-- Start Text section --

Scio v0.8.0
TL;DR
- BeamSQL integration
- BigQuery Storage api support
- Generic case class conversion
- Remove the usage of Future
- New BigQuery method signatures
- New async DoFns
- Remove tensorflow methods related to schema inference
- Remove support for lisp-case CLI arguments
New features
BeamSQL
Beam SQL integration is added in this release! This integration comes in many flavors, from fluent api to string interpolation with both offering the possibility to typecheck the provided query at compile time.
A simple use case of this api is reflected in the example below. This example uses the fluent api to query the SCollection[User]
and extract username
and age
. query
return’s Row
which is Beam
’s underlying type that contains the values and the Schema
of the extracted data.
import com.spotify.scio.sql._
import com.spotify.scio.values._
import org.apache.beam.sdk.values.Row
case class User(username: String, email: String, age: Int)
def users: SCollection[User] = ???
def result: SCollection[Row] = users.query("select username, age from SCOLLECTION")
In the following example we go a little bit further. Using queryAs
we can express the expected return type (String, Int)
instead of Row
. Query typecheck only happens at runtime
This will fail at runtime if the expected return type doesn’t match the inferred schema for the given query.
import com.spotify.scio.sql._
import com.spotify.scio.values._
case class User(username: String, email: String, age: Int)
def users: SCollection[User] = ???
def result: SCollection[(String, Int)] = users.queryAs("select username, age from SCOLLECTION")
String interpolation is another way to express SQL queries. As we can see from the following example it behaves exactly as any other string interpolation with the added expression of the expected return type. As in the previous example the return type is not typechecked at compile time with the inferred query schema. Any mismatch will result in runtime exception.
import com.spotify.scio.sql._
import com.spotify.scio.values._
case class User(username: String, email: String, age: Int)
def users: SCollection[User] = ???
def result: SCollection[(String, Int)] = sql"select username, age from $users".as[(String, Int)]
Typecheck at compile time is provided by tsql
. Here’s the same example but with this new method:
import com.spotify.scio.sql._
import com.spotify.scio.values._
case class User(username: String, email: String, age: Int)
def users: SCollection[User] = ???
def result: SCollection[(String, Int)] = tsql"select username, age from $users".as[(String, Int)]
Handling SQL query Errors
SQL query errors can happen! They might have syntax errors, wrong fields and even wrong expected types. To help you out, we have some gorgeous error messages for you!
Using the users collection from previous example, here are some error messages you might encounter.
Selecting wrong field from users:
- tsql"select username, age from $users".as[(String, Int)]
+ tsql"select username, foo from $users".as[(String, Int)]
SqlValidatorException: Column 'foo' not found in any table
Query:
select username, foo from SCOLLECTION
schema of SCOLLECTION:
┌──────────────────────────────────────────┬──────────────────────┬──────────┐
│ NAME │ TYPE │ NULLABLE │
├──────────────────────────────────────────┼──────────────────────┼──────────┤
│ username │ STRING │ NO │
│ email │ STRING │ NO │
│ age │ INT32 │ NO │
└──────────────────────────────────────────┴──────────────────────┴──────────┘
Query result schema (inferred) is unknown.

-- End Text section --

Task 1: In the Scio v0.8.0 release notes, which method checks SQL query types at compile time?

-- Start Entries --

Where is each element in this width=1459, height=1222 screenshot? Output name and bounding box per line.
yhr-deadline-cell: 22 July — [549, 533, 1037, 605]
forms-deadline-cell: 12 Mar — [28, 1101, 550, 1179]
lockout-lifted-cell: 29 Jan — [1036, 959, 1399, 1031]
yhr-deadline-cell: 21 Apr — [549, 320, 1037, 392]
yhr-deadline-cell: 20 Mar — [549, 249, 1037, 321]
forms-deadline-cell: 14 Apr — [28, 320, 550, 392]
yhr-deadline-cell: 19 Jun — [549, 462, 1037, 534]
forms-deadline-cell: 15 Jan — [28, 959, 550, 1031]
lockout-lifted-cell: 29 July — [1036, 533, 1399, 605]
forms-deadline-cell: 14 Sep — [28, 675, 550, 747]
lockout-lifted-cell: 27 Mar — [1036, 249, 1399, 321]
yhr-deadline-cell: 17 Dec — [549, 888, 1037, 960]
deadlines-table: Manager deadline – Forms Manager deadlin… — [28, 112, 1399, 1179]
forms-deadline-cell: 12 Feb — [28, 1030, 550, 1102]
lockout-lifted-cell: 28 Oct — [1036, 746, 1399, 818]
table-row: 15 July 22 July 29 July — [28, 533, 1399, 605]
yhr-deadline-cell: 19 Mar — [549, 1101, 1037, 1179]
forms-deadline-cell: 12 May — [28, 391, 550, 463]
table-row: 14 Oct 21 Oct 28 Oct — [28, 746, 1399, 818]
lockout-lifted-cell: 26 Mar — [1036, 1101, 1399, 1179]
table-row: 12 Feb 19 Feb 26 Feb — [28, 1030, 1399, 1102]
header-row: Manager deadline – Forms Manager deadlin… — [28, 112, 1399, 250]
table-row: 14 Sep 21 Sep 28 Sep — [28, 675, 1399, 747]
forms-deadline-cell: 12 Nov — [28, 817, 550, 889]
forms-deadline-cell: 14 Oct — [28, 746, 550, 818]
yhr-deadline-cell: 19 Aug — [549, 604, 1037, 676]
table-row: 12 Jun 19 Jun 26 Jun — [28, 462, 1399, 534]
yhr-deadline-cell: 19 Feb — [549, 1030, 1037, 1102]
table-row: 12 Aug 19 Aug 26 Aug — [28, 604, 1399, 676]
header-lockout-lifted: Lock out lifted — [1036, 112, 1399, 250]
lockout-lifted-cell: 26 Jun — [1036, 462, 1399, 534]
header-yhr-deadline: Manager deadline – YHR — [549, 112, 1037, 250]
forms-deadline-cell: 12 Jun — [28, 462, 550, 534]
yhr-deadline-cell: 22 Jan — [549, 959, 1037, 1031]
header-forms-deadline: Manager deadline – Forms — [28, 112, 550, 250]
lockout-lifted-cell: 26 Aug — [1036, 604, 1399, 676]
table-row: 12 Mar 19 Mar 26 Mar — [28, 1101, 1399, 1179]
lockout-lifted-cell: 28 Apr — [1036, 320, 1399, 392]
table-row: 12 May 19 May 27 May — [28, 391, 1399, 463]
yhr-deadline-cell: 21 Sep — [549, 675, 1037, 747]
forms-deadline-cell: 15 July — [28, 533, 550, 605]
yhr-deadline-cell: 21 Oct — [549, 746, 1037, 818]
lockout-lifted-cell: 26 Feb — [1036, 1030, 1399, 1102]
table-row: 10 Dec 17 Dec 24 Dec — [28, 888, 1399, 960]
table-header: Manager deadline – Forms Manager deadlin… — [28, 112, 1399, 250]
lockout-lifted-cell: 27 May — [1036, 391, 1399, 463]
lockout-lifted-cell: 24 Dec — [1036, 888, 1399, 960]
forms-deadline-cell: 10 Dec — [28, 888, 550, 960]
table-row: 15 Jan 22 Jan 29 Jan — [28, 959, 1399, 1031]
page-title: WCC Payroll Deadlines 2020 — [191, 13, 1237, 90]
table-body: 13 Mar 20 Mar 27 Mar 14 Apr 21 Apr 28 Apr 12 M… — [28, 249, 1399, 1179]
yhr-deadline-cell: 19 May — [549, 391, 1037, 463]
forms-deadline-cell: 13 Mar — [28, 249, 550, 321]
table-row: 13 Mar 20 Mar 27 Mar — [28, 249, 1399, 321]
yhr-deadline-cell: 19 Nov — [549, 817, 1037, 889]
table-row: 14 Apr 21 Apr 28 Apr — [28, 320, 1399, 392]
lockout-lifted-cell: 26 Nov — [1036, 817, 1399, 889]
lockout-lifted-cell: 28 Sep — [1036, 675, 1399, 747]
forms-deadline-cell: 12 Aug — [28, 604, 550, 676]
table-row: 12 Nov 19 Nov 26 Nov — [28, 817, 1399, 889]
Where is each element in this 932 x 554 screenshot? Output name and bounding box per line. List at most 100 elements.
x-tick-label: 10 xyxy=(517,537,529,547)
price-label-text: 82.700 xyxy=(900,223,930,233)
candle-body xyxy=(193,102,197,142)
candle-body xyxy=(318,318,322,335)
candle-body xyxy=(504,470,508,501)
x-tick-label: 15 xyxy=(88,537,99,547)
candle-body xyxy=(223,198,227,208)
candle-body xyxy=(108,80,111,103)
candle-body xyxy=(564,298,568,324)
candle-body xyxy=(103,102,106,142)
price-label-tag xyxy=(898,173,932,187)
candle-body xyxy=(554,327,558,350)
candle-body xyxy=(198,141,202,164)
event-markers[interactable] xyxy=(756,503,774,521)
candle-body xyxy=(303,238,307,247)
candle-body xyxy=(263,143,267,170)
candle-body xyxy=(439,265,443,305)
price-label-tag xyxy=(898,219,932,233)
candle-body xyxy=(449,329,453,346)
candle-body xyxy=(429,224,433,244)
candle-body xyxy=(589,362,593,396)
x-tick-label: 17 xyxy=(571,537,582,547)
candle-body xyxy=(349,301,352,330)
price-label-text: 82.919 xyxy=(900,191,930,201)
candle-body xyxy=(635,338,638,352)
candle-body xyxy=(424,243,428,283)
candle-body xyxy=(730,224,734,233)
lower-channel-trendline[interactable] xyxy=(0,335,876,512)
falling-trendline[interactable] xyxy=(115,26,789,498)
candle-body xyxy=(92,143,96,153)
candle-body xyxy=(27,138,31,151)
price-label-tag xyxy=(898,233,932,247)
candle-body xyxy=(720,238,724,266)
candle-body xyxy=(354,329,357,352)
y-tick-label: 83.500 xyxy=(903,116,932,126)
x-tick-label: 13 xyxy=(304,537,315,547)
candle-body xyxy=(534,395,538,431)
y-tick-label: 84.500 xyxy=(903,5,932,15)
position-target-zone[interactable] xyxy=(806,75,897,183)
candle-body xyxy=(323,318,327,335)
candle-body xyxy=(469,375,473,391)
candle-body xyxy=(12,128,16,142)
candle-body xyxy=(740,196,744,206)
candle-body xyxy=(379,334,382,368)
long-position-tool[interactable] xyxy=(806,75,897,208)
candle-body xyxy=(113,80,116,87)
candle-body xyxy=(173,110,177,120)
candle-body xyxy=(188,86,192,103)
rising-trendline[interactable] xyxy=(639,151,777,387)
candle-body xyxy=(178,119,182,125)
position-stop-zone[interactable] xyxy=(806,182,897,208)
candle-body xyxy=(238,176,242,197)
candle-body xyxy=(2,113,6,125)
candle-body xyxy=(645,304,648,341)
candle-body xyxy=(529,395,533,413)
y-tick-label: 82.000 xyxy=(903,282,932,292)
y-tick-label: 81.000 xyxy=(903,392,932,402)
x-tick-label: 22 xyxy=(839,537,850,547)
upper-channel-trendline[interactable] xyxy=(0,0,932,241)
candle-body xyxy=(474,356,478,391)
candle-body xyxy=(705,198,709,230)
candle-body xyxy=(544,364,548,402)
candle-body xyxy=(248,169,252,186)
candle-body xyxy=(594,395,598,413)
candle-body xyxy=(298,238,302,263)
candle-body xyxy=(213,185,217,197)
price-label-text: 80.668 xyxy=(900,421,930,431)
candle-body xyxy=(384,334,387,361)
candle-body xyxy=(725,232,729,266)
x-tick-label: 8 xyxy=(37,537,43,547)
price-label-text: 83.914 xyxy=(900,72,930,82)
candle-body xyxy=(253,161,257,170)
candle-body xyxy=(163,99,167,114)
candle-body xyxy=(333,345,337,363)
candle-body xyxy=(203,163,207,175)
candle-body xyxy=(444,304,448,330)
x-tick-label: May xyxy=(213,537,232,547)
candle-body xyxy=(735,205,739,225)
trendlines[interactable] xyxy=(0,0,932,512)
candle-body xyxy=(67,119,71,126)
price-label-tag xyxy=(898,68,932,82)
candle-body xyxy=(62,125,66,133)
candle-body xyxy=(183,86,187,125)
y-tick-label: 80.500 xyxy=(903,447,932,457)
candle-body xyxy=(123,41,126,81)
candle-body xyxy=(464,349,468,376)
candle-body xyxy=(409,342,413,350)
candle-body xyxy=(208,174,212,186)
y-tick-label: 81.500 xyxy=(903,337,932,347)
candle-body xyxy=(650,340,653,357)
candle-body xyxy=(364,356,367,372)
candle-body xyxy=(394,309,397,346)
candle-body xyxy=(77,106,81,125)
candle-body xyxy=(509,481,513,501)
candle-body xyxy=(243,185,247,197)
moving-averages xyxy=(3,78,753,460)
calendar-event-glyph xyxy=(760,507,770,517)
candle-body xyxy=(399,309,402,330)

-- End Entries --

Task 2: Copy out the records, word for word, from their first line through the line containing "table-row: 14 Oct".

Exercise output 1: tsql

Exercise output 2:
Where is each element in this width=1459, height=1222 screenshot? Output name and bounding box per line.
yhr-deadline-cell: 22 July — [549, 533, 1037, 605]
forms-deadline-cell: 12 Mar — [28, 1101, 550, 1179]
lockout-lifted-cell: 29 Jan — [1036, 959, 1399, 1031]
yhr-deadline-cell: 21 Apr — [549, 320, 1037, 392]
yhr-deadline-cell: 20 Mar — [549, 249, 1037, 321]
forms-deadline-cell: 14 Apr — [28, 320, 550, 392]
yhr-deadline-cell: 19 Jun — [549, 462, 1037, 534]
forms-deadline-cell: 15 Jan — [28, 959, 550, 1031]
lockout-lifted-cell: 29 July — [1036, 533, 1399, 605]
forms-deadline-cell: 14 Sep — [28, 675, 550, 747]
lockout-lifted-cell: 27 Mar — [1036, 249, 1399, 321]
yhr-deadline-cell: 17 Dec — [549, 888, 1037, 960]
deadlines-table: Manager deadline – Forms Manager deadlin… — [28, 112, 1399, 1179]
forms-deadline-cell: 12 Feb — [28, 1030, 550, 1102]
lockout-lifted-cell: 28 Oct — [1036, 746, 1399, 818]
table-row: 15 July 22 July 29 July — [28, 533, 1399, 605]
yhr-deadline-cell: 19 Mar — [549, 1101, 1037, 1179]
forms-deadline-cell: 12 May — [28, 391, 550, 463]
table-row: 14 Oct 21 Oct 28 Oct — [28, 746, 1399, 818]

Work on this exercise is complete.